• **Your objective**
Copy each line that holds "with".

• **Dataset content**
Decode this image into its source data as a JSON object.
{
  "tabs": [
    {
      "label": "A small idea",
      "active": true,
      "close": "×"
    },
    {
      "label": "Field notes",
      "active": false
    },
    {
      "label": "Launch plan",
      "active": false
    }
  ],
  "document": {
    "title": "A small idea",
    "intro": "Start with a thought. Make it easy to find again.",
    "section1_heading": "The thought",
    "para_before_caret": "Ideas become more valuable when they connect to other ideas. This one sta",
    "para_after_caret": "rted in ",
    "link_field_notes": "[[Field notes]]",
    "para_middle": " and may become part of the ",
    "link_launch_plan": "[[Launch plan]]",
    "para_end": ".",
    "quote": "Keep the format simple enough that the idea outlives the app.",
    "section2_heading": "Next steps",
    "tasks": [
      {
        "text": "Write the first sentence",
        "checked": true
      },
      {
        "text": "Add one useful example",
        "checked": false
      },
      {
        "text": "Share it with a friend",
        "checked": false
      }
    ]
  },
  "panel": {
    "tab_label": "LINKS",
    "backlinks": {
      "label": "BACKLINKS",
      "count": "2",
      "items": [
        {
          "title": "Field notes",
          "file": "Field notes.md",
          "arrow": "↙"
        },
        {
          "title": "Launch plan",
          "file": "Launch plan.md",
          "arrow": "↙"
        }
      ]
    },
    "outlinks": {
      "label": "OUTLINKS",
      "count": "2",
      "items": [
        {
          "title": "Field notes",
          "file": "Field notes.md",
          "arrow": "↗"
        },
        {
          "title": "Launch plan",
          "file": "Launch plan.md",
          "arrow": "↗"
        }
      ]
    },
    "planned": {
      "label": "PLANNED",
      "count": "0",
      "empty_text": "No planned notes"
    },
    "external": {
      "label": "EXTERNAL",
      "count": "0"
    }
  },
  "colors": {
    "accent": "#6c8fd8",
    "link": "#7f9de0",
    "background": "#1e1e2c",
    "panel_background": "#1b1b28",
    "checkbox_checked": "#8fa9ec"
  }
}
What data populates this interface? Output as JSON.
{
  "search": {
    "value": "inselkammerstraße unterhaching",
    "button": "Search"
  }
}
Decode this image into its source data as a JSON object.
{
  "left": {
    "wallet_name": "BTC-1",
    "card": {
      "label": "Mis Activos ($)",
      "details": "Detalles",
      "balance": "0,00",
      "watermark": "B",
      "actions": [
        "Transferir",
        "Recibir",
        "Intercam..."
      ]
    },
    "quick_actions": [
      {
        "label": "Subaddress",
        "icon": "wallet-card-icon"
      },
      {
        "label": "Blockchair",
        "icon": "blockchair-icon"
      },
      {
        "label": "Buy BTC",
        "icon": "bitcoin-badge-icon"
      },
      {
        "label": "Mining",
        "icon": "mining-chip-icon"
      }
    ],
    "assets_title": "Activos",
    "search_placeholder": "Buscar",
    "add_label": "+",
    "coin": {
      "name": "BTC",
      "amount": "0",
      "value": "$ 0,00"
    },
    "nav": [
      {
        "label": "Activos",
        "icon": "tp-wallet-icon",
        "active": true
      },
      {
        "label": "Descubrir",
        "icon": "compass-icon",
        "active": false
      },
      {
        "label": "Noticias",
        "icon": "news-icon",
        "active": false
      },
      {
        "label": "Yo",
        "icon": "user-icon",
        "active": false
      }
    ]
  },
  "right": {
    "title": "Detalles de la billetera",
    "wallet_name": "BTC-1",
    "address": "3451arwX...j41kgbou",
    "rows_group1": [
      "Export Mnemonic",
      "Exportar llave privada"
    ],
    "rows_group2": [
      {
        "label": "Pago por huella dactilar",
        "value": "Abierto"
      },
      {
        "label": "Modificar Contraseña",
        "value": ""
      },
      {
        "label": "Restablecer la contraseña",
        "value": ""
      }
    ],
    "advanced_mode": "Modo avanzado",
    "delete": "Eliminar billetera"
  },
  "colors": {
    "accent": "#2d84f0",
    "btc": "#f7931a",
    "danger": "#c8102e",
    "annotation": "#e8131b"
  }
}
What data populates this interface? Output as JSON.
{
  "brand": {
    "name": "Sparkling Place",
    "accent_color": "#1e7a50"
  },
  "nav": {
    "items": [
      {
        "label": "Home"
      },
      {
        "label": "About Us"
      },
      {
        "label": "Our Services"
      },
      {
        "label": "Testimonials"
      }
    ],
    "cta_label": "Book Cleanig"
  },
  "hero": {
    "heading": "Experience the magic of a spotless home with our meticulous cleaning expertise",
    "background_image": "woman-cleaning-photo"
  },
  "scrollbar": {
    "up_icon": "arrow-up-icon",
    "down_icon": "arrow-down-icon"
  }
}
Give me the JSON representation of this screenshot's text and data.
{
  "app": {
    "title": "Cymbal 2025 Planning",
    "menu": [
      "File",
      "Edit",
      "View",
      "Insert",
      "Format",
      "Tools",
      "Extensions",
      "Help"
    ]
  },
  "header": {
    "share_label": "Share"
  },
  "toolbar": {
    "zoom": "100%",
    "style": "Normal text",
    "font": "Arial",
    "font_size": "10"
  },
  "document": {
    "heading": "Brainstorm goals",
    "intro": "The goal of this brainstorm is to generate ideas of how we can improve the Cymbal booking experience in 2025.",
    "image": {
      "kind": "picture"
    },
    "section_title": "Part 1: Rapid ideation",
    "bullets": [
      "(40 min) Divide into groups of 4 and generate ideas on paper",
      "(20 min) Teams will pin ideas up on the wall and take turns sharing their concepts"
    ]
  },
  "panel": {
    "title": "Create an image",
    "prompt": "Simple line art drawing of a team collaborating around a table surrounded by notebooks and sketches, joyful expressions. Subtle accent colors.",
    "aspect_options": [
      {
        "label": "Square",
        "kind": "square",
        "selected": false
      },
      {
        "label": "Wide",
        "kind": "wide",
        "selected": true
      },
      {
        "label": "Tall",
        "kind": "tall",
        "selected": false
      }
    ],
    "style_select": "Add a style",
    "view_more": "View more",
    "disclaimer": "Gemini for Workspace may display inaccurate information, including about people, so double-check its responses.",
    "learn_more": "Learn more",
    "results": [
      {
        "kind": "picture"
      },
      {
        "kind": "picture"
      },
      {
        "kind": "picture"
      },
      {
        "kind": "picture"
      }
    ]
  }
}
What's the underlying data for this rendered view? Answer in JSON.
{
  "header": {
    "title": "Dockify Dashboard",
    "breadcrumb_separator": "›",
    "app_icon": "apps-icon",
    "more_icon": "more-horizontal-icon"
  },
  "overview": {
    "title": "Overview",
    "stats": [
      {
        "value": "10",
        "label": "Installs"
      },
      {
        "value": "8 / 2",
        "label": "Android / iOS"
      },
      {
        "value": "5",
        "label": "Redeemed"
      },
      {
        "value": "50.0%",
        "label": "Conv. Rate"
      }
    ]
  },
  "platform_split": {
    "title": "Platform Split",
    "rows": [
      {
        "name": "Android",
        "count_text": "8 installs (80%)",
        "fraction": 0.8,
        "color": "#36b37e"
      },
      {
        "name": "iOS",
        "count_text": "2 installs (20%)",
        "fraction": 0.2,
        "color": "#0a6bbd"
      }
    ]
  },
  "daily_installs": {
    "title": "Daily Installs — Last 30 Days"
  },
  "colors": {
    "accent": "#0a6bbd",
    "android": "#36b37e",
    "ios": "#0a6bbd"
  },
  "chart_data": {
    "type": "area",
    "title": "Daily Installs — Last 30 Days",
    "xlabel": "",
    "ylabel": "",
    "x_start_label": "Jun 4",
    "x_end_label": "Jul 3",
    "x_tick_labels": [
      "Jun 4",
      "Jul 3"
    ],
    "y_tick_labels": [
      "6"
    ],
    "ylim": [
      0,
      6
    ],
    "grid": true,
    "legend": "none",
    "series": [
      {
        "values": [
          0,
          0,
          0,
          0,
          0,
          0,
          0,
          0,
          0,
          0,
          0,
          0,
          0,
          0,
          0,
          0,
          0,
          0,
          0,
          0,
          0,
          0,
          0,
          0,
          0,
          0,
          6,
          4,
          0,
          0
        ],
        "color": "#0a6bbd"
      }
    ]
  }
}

• **Task result**
    "intro": "Start with a thought. Make it easy to find again.",
        "text": "Share it with a friend",
    "heading": "Experience the magic of a spotless home with our meticulous cleaning expertise",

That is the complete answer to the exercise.